- _WHAT IS REQUIRED_
Return all lines that include the string "xlabel".

- _GIVEN ENTRIES_
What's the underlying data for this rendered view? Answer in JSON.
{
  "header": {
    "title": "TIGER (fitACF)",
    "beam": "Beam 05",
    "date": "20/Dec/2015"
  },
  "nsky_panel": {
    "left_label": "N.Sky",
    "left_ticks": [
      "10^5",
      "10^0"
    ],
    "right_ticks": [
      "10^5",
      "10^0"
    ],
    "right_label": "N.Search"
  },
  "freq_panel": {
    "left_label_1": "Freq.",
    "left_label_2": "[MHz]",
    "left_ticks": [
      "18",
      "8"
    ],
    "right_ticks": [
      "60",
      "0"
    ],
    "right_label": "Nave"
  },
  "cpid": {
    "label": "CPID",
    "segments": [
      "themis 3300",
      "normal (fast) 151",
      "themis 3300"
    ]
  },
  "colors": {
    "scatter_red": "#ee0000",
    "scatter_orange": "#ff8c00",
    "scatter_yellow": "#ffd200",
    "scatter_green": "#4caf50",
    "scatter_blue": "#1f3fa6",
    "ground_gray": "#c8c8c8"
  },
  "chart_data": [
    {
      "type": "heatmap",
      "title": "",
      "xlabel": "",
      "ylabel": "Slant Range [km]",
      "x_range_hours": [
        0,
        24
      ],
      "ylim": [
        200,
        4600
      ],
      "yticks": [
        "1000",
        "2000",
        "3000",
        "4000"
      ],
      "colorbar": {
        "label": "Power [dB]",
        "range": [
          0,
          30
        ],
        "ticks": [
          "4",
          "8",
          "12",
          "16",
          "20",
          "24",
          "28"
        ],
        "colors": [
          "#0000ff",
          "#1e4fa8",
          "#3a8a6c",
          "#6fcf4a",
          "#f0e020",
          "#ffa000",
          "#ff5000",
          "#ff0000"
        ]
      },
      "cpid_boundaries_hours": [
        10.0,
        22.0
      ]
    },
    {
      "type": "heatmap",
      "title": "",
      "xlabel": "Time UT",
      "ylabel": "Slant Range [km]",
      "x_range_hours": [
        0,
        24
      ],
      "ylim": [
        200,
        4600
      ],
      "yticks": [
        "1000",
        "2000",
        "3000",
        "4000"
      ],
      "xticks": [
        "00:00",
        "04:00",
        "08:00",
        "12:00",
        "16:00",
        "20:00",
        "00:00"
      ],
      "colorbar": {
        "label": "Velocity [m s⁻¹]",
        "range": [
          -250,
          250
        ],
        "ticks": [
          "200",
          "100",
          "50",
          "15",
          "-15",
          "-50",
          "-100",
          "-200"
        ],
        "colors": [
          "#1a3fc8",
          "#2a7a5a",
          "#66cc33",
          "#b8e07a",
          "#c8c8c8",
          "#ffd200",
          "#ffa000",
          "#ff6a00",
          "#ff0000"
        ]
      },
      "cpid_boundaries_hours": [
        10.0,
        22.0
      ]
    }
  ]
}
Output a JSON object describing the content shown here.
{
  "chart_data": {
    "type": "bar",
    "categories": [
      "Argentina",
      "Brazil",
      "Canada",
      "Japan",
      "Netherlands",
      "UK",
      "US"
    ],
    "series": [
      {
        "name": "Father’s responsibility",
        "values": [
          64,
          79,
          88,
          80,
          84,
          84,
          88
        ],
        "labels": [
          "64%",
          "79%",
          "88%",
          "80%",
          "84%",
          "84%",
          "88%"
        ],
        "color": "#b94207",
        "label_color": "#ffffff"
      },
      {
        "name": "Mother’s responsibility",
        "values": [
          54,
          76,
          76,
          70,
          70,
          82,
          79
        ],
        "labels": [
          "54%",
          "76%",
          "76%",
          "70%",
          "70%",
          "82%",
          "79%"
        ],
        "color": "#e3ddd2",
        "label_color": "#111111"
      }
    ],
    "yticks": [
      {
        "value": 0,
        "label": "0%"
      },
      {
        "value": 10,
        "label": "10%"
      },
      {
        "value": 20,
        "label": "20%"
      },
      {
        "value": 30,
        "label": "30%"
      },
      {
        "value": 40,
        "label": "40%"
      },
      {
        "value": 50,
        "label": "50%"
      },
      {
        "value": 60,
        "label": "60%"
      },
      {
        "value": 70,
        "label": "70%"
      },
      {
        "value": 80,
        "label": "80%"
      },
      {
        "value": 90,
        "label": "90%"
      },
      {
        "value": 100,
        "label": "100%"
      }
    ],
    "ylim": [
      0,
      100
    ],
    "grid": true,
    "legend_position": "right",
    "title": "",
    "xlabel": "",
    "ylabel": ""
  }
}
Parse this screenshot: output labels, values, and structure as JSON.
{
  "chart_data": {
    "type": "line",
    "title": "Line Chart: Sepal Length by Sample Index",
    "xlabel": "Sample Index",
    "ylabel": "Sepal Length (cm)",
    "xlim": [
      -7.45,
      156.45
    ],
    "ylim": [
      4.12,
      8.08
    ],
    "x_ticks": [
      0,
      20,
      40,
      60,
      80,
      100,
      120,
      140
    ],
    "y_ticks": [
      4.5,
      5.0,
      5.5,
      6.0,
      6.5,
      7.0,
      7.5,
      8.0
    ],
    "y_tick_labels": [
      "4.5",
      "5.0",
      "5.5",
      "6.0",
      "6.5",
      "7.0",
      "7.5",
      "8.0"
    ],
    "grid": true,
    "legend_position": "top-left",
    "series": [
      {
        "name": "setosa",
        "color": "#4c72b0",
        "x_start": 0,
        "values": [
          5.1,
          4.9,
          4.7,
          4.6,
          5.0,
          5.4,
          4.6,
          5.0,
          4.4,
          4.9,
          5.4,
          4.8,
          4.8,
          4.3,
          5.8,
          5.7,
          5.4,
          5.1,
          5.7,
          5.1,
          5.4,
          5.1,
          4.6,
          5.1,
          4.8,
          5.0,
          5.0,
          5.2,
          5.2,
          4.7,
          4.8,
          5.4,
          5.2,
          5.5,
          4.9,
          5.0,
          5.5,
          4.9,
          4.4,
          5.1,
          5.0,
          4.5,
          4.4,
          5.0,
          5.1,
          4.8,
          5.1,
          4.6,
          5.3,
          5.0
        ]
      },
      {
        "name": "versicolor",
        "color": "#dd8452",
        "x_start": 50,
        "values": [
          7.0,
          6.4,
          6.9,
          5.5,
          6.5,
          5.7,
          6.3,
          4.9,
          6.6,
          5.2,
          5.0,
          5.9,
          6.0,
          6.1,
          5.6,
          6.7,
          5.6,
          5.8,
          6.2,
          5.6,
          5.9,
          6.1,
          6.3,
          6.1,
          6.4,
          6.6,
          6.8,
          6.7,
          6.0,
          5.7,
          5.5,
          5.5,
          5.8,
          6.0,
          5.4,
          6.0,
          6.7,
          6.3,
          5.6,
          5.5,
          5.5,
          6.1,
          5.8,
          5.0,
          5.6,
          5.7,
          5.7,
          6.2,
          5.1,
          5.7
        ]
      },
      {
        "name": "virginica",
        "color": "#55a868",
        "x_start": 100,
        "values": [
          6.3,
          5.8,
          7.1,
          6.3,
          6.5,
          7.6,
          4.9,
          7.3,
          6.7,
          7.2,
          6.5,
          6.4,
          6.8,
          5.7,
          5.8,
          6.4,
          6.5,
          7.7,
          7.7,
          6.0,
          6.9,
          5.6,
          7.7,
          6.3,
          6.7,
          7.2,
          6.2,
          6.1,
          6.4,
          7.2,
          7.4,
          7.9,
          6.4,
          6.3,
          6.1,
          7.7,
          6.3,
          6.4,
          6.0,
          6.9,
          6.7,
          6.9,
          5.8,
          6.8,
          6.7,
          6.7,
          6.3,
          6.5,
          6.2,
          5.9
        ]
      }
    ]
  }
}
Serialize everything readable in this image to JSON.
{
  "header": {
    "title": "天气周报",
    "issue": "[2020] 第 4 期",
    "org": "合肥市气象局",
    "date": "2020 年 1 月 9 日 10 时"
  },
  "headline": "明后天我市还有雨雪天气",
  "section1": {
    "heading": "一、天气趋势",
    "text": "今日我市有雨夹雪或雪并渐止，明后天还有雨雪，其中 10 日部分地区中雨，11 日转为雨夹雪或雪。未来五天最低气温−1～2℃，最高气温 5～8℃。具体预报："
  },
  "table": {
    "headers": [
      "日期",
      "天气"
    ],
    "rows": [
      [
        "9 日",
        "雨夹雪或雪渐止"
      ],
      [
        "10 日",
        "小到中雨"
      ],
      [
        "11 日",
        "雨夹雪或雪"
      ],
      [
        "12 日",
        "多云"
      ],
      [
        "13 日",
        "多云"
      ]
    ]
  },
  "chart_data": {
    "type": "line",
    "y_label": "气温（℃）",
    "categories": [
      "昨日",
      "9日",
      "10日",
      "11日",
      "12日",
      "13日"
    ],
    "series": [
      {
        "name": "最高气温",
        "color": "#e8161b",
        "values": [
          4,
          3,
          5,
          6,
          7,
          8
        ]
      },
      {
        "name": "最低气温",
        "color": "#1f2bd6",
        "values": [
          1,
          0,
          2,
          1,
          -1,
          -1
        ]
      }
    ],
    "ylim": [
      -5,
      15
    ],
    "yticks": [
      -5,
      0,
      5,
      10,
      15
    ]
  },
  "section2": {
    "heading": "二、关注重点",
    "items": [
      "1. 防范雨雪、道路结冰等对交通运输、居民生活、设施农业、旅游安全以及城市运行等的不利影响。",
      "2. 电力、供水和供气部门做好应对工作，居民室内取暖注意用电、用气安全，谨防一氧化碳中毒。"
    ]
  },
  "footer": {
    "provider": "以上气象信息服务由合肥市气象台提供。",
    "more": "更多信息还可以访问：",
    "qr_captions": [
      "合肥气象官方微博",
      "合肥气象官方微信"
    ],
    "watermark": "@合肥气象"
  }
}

- _TASK SOLUTION_
      "xlabel": "",
      "xlabel": "Time UT",
    "xlabel": "",
    "xlabel": "Sample Index",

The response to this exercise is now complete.